• _Compito A_: Stampa senza cambiare nulla il tratto del brano sull'assegno di mantenimento che va da "Già da alcuni" fino a "inizialmente piuttosto generiche.".

• _Brano fornito_:
•••
La giurisprudenza ha introdotto delle novità molto interessanti per quanto riguarda l’assegno di mantenimento, delle novità che possono senz’altro essere definite storiche, dal momento che sanciscono un cambiamento piuttosto importante rispetto al passato.
In sostanza è stato stabilito che non ha più alcuna validità il principio secondo cui a seguito di un divorzio la ex moglie ha il diritto di mantenere il medesimo tenore di vita di cui ha goduto durante il matrimonio.
Nella determinazione dell’assegno di mantenimento dunque i redditi dell’ex marito non hanno più alcun valore, e l’ex coniuge è tenuto a riconoscere un assegno di mantenimento solo ed esclusivamente qualora la moglie non abbia un’indipendenza economica.
Già da alcuni mesi, in realtà, la giurisprudenza si era orientata verso un approccio di questo tipo, secondo il quale appunto il concetto di tenore di vita di cui si è goduto diviene del tutto irrilevante, ai fini della determinazione dell’assegno di mantenimento. Tuttavia le indicazioni a tal riguardo sono state inizialmente piuttosto generiche.
Lo scorso 10 maggio la Corte di Cassazione ha parlato appunto di autosufficienza economica come criterio sulla base di cui determinare se un ex coniuge è tenuto a riconoscere un assegno di mantenimento.
•••
• _Compito B_: Restituisci identiche le righe dei dati registrati, dall'inizio fino alla riga che contiene "colorbar-tick-label: 0.0030 [334, 129, 386, 148]", inclusa.

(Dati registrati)
•••
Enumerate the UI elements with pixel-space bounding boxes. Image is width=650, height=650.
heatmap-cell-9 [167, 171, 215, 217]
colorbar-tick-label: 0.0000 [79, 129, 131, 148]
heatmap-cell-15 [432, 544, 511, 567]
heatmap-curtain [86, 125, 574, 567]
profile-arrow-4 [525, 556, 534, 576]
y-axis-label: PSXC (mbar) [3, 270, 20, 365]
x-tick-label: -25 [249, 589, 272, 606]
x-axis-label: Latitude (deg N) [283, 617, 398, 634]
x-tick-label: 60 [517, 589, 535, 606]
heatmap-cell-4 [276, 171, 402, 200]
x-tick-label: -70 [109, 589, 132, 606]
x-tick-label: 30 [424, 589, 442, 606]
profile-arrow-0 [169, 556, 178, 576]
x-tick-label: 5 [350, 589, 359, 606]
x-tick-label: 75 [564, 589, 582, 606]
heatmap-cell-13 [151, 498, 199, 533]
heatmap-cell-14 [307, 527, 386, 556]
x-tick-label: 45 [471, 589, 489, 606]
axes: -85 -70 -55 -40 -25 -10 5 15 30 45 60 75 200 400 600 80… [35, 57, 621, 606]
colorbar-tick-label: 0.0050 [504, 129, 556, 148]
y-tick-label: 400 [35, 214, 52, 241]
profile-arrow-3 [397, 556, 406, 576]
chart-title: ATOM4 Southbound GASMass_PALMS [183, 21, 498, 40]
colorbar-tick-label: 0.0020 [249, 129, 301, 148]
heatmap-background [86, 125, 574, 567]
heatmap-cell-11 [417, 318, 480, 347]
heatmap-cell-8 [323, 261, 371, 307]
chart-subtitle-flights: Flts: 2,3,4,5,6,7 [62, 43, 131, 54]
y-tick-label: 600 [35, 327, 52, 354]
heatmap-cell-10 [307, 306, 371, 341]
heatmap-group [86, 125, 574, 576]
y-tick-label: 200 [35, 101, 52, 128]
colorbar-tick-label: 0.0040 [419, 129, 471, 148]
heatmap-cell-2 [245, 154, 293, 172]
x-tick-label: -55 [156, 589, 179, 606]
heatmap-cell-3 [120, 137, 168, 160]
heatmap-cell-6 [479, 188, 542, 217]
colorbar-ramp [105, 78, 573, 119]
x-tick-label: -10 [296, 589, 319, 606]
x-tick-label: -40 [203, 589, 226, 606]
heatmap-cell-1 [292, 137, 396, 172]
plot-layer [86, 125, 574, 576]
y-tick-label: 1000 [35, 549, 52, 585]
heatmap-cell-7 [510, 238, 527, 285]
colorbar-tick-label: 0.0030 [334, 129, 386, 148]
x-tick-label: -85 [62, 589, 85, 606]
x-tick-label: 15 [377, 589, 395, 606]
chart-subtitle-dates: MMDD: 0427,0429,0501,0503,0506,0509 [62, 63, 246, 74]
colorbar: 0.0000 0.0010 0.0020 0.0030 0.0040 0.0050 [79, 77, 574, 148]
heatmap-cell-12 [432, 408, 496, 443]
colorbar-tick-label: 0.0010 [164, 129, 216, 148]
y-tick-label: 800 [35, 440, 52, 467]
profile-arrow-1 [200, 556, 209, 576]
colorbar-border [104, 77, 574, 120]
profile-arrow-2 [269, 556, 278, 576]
•••
• _Risultato corretto A_:
Già da alcuni mesi, in realtà, la giurisprudenza si era orientata verso un approccio di questo tipo, secondo il quale appunto il concetto di tenore di vita di cui si è goduto diviene del tutto irrilevante, ai fini della determinazione dell’assegno di mantenimento. Tuttavia le indicazioni a tal riguardo sono state inizialmente piuttosto generiche.

• _Risultato corretto B_:
Enumerate the UI elements with pixel-space bounding boxes. Image is width=650, height=650.
heatmap-cell-9 [167, 171, 215, 217]
colorbar-tick-label: 0.0000 [79, 129, 131, 148]
heatmap-cell-15 [432, 544, 511, 567]
heatmap-curtain [86, 125, 574, 567]
profile-arrow-4 [525, 556, 534, 576]
y-axis-label: PSXC (mbar) [3, 270, 20, 365]
x-tick-label: -25 [249, 589, 272, 606]
x-axis-label: Latitude (deg N) [283, 617, 398, 634]
x-tick-label: 60 [517, 589, 535, 606]
heatmap-cell-4 [276, 171, 402, 200]
x-tick-label: -70 [109, 589, 132, 606]
x-tick-label: 30 [424, 589, 442, 606]
profile-arrow-0 [169, 556, 178, 576]
x-tick-label: 5 [350, 589, 359, 606]
x-tick-label: 75 [564, 589, 582, 606]
heatmap-cell-13 [151, 498, 199, 533]
heatmap-cell-14 [307, 527, 386, 556]
x-tick-label: 45 [471, 589, 489, 606]
axes: -85 -70 -55 -40 -25 -10 5 15 30 45 60 75 200 400 600 80… [35, 57, 621, 606]
colorbar-tick-label: 0.0050 [504, 129, 556, 148]
y-tick-label: 400 [35, 214, 52, 241]
profile-arrow-3 [397, 556, 406, 576]
chart-title: ATOM4 Southbound GASMass_PALMS [183, 21, 498, 40]
colorbar-tick-label: 0.0020 [249, 129, 301, 148]
heatmap-background [86, 125, 574, 567]
heatmap-cell-11 [417, 318, 480, 347]
heatmap-cell-8 [323, 261, 371, 307]
chart-subtitle-flights: Flts: 2,3,4,5,6,7 [62, 43, 131, 54]
y-tick-label: 600 [35, 327, 52, 354]
heatmap-cell-10 [307, 306, 371, 341]
heatmap-group [86, 125, 574, 576]
y-tick-label: 200 [35, 101, 52, 128]
colorbar-tick-label: 0.0040 [419, 129, 471, 148]
heatmap-cell-2 [245, 154, 293, 172]
x-tick-label: -55 [156, 589, 179, 606]
heatmap-cell-3 [120, 137, 168, 160]
heatmap-cell-6 [479, 188, 542, 217]
colorbar-ramp [105, 78, 573, 119]
x-tick-label: -10 [296, 589, 319, 606]
x-tick-label: -40 [203, 589, 226, 606]
heatmap-cell-1 [292, 137, 396, 172]
plot-layer [86, 125, 574, 576]
y-tick-label: 1000 [35, 549, 52, 585]
heatmap-cell-7 [510, 238, 527, 285]
colorbar-tick-label: 0.0030 [334, 129, 386, 148]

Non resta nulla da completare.